:: Records for the exercise ::
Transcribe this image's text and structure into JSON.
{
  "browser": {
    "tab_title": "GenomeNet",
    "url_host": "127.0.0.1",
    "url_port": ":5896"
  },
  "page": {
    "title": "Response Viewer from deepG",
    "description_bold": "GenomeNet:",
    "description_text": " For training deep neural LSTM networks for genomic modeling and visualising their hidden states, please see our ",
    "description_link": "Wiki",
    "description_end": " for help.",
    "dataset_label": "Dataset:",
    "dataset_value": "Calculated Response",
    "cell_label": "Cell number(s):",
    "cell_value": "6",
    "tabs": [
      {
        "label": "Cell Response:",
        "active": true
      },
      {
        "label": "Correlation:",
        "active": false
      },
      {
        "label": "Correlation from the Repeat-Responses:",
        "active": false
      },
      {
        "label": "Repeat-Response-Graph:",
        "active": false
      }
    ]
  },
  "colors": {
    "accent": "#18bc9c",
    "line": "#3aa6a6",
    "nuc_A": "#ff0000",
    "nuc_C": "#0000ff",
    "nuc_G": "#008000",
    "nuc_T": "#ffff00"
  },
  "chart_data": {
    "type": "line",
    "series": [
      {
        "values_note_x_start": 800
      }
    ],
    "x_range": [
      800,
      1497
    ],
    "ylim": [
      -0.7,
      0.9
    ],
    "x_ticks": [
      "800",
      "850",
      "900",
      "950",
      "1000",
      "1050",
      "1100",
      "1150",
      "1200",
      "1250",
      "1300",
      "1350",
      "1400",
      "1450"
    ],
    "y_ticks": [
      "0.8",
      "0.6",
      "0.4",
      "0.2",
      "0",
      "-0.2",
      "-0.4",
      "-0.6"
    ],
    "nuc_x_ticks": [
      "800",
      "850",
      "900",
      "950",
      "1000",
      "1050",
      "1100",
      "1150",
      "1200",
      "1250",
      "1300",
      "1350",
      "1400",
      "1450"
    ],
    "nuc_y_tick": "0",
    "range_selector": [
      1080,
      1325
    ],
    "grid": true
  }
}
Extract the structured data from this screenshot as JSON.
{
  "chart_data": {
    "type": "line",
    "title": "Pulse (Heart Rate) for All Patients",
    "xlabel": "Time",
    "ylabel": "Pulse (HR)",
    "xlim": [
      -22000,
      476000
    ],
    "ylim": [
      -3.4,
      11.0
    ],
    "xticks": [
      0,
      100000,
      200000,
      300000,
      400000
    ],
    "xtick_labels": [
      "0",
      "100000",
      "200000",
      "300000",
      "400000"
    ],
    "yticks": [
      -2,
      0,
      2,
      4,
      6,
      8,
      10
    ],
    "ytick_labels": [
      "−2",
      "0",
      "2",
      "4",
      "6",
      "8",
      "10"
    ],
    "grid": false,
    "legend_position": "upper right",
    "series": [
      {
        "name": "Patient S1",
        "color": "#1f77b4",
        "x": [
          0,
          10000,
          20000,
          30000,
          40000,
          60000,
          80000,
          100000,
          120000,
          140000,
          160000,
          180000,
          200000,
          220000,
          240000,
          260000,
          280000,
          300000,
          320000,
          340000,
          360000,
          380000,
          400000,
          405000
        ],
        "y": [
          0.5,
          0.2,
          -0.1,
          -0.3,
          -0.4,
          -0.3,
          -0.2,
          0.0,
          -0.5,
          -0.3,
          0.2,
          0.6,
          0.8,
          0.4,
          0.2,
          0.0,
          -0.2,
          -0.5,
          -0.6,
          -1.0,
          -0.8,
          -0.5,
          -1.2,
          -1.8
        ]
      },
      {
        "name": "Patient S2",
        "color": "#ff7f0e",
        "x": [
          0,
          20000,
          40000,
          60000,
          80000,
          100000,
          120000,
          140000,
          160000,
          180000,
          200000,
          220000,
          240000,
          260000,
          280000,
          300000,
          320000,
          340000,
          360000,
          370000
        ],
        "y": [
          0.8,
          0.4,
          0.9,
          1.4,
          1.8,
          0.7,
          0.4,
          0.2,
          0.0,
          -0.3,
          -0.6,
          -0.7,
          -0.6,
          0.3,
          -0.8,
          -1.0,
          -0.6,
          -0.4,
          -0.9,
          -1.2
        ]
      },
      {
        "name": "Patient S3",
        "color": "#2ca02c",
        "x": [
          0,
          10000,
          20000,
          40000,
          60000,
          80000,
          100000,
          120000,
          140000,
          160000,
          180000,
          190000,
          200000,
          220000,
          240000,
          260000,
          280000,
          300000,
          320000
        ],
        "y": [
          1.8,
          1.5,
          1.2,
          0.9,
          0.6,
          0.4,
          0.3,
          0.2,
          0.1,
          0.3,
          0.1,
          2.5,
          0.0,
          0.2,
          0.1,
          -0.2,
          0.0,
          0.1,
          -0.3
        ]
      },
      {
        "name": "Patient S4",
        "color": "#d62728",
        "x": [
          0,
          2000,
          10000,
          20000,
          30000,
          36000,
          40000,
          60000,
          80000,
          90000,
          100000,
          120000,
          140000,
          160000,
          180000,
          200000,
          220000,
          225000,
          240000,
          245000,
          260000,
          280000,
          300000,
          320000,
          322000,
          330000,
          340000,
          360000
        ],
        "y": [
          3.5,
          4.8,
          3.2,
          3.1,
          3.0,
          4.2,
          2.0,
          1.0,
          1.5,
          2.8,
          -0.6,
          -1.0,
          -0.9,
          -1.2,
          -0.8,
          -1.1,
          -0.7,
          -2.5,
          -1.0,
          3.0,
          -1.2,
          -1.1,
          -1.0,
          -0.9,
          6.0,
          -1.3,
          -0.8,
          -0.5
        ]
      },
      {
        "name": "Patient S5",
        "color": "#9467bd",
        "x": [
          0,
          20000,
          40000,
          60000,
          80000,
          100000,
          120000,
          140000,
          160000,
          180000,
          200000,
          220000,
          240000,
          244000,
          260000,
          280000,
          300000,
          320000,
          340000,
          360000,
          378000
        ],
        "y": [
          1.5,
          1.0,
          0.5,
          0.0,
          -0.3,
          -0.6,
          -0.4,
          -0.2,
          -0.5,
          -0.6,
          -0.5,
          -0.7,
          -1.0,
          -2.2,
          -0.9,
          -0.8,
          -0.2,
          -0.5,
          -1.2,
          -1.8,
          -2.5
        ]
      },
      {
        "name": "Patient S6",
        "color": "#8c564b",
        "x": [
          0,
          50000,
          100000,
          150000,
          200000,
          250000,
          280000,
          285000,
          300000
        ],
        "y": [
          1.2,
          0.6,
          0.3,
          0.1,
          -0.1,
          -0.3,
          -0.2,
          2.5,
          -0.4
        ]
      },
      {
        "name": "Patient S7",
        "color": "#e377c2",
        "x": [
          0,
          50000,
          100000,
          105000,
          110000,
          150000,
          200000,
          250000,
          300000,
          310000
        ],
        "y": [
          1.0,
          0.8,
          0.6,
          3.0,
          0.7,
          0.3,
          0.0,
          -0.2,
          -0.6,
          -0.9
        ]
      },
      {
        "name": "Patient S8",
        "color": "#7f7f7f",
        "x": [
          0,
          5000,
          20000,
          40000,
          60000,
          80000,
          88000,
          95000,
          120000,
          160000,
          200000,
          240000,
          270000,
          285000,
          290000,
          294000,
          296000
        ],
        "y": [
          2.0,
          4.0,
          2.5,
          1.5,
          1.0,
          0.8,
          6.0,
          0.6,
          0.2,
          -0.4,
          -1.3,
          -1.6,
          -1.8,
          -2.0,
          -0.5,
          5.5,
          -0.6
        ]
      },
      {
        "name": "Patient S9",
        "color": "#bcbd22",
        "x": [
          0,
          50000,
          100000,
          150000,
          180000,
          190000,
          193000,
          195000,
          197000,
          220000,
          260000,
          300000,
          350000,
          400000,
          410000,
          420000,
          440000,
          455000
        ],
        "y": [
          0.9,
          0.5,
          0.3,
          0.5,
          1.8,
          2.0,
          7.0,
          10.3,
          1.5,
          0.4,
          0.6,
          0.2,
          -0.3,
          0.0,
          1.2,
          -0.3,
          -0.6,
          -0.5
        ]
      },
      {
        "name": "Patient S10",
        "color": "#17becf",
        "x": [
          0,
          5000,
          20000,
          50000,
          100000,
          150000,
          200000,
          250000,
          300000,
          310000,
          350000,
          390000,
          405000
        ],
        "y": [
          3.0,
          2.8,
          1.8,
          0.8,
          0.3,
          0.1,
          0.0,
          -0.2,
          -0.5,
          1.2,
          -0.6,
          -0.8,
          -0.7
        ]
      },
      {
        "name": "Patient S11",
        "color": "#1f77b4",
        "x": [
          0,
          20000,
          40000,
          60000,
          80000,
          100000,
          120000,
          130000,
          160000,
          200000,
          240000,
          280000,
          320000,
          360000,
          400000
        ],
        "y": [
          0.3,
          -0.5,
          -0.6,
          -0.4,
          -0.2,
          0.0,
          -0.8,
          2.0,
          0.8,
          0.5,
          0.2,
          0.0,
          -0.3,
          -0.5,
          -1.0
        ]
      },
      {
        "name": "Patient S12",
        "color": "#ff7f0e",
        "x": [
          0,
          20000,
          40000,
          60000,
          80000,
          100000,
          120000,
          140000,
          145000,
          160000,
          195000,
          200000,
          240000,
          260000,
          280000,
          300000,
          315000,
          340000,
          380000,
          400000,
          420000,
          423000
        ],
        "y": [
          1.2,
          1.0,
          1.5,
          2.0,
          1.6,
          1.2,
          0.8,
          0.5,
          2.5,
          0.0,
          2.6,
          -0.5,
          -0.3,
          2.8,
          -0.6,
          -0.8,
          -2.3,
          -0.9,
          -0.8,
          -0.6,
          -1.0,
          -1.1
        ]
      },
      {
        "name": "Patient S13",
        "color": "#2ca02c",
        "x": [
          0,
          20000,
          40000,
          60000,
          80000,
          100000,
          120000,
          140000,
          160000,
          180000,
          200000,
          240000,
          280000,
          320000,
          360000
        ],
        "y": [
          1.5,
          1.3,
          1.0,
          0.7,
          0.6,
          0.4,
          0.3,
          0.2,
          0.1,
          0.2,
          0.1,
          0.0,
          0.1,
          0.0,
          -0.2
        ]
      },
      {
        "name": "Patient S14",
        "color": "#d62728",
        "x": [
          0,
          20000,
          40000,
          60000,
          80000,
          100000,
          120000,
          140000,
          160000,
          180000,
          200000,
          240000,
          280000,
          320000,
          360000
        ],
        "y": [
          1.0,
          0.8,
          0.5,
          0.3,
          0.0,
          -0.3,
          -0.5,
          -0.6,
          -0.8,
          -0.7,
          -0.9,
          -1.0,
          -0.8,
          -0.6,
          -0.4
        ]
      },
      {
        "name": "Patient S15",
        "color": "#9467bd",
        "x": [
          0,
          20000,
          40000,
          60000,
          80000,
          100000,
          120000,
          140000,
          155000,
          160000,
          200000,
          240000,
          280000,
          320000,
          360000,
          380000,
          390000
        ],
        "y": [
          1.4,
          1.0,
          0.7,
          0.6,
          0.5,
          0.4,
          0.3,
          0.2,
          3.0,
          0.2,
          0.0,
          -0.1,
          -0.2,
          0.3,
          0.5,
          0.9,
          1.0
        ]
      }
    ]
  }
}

:: Work item ::
Copy down every line of the entries containing the word "GenomeNet".

:: Written reply ::
    "tab_title": "GenomeNet",
    "description_bold": "GenomeNet:",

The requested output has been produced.